■ What is required ■
Look through the listing below and report how many lines contain "text", as a bare number.

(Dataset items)

-- -- --

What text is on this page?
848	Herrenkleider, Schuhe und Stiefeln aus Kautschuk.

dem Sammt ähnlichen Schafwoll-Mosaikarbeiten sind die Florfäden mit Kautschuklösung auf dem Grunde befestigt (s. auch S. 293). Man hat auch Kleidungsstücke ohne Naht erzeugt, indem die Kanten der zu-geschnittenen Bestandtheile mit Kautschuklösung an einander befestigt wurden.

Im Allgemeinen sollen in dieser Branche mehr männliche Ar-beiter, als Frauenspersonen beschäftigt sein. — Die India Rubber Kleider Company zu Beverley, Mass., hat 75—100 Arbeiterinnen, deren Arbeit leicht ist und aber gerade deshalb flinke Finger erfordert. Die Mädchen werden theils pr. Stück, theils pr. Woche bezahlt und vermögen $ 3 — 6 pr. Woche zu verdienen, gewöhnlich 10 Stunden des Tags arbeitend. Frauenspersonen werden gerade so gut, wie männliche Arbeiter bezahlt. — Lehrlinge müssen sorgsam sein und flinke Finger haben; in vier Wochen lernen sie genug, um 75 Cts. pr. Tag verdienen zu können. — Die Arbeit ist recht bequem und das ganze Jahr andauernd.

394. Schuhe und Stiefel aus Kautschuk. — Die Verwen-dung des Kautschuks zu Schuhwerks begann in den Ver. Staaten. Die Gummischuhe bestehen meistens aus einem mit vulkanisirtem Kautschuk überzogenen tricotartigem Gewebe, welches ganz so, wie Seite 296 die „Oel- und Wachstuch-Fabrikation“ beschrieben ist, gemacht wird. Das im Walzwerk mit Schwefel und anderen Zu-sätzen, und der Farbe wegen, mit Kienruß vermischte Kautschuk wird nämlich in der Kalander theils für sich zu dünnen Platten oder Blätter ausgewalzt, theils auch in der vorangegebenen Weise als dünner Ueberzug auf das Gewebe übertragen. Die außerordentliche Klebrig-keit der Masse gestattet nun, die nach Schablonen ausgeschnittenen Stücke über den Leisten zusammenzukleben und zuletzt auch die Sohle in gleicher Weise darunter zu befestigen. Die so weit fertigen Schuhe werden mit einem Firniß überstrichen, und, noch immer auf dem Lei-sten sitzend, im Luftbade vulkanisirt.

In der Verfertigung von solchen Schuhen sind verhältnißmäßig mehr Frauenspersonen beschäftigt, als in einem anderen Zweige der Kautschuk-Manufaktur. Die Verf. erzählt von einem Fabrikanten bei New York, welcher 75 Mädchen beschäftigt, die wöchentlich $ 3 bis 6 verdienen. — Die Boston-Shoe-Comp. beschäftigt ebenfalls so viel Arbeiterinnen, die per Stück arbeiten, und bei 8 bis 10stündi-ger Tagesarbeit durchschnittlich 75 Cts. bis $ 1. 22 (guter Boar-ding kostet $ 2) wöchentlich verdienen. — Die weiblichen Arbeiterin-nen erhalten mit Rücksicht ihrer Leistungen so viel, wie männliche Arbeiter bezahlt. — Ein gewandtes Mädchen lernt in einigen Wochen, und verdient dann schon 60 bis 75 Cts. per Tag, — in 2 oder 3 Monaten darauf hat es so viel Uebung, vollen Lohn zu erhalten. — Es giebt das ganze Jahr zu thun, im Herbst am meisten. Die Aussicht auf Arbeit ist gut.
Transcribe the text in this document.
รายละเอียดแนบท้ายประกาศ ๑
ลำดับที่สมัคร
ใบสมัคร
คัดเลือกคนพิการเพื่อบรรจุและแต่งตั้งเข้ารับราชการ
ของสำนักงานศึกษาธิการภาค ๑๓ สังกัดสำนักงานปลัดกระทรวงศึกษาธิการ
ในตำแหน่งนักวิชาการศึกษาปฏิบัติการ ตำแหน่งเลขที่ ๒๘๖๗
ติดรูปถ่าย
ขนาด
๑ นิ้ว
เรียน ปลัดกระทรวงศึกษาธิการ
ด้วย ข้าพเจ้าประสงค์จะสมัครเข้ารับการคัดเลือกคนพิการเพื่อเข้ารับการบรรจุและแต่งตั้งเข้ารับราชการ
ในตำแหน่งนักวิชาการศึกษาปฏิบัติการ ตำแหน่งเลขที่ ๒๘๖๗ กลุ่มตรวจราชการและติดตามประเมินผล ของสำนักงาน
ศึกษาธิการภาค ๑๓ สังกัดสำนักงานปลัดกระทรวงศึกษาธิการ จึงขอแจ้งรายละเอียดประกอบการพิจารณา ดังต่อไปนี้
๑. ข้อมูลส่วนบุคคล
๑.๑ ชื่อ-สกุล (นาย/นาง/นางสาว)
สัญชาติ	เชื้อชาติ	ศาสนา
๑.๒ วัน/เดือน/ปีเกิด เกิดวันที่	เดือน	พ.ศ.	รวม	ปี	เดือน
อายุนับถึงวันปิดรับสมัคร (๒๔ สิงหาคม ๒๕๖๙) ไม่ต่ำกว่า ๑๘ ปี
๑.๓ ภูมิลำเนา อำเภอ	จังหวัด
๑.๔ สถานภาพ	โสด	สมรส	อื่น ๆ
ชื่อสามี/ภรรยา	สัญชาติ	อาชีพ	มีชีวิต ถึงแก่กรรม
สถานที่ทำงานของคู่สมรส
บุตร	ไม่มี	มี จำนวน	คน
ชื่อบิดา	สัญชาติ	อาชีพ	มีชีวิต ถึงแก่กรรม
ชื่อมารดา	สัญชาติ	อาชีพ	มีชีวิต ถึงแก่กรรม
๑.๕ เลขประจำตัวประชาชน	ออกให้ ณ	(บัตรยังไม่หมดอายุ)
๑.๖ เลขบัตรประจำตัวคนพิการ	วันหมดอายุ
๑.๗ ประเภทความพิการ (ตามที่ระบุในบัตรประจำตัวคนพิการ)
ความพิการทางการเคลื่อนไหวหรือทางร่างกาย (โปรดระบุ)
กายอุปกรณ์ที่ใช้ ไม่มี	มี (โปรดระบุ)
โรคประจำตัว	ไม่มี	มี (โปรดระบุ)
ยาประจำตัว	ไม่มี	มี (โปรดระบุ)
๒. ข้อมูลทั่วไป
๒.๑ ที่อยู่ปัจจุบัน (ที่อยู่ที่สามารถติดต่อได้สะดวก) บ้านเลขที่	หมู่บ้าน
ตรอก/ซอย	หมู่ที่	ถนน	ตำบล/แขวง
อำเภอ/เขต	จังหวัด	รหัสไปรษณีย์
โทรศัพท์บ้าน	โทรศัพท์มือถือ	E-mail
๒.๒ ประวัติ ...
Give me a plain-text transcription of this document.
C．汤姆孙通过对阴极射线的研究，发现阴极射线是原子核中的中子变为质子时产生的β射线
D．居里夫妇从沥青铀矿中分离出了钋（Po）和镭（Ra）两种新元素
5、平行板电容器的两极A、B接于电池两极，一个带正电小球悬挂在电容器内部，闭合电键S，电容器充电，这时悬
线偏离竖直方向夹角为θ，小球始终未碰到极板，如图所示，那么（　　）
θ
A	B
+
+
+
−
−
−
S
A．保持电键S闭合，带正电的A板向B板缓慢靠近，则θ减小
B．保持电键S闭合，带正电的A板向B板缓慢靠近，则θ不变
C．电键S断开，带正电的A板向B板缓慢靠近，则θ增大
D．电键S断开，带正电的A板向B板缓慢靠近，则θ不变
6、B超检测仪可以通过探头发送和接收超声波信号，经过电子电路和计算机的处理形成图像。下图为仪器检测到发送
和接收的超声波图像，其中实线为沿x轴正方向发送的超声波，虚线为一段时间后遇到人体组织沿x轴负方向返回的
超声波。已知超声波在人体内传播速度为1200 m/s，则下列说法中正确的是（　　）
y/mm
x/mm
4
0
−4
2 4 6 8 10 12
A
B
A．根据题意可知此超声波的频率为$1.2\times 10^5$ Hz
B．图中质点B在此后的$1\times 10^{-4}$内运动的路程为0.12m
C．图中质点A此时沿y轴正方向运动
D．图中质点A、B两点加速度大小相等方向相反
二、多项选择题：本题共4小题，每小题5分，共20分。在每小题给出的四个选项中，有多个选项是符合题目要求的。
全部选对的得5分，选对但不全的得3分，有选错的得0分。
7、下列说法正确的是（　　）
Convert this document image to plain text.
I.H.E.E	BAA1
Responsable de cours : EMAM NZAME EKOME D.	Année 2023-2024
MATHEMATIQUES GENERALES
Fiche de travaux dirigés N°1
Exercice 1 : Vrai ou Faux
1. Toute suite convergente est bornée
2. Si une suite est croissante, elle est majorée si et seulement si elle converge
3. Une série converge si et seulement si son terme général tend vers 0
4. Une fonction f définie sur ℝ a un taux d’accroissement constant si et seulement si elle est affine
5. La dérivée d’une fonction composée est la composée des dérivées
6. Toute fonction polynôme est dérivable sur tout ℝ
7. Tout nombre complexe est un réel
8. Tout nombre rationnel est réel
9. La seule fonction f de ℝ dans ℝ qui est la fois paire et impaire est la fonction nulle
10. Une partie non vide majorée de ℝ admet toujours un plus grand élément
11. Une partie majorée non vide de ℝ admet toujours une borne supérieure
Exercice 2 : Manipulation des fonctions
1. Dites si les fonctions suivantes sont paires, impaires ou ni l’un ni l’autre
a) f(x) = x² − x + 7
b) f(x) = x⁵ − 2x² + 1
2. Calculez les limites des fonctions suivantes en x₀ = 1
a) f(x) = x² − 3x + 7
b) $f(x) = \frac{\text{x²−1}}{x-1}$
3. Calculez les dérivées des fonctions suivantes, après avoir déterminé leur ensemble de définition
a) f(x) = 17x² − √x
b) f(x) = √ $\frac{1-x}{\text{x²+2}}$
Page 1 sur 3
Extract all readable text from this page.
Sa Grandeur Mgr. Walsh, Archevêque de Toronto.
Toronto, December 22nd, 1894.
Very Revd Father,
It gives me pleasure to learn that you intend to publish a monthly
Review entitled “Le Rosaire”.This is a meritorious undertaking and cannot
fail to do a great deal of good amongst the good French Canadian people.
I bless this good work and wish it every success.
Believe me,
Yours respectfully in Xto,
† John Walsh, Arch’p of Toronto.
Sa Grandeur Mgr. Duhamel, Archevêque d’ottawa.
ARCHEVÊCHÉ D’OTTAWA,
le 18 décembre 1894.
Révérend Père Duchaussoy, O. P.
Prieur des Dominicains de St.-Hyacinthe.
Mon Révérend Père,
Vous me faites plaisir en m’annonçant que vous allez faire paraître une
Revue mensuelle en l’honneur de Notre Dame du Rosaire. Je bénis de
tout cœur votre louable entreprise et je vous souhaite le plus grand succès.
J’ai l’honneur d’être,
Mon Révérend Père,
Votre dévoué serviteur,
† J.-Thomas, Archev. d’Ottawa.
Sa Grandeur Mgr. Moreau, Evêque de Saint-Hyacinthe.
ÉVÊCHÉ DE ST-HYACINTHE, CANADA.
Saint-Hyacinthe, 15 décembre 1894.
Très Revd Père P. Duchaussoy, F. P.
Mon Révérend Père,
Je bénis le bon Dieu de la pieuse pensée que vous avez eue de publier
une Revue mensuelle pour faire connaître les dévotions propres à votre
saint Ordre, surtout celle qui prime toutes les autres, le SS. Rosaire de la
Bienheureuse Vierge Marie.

-- -- --

■ Solution to the exercise ■
7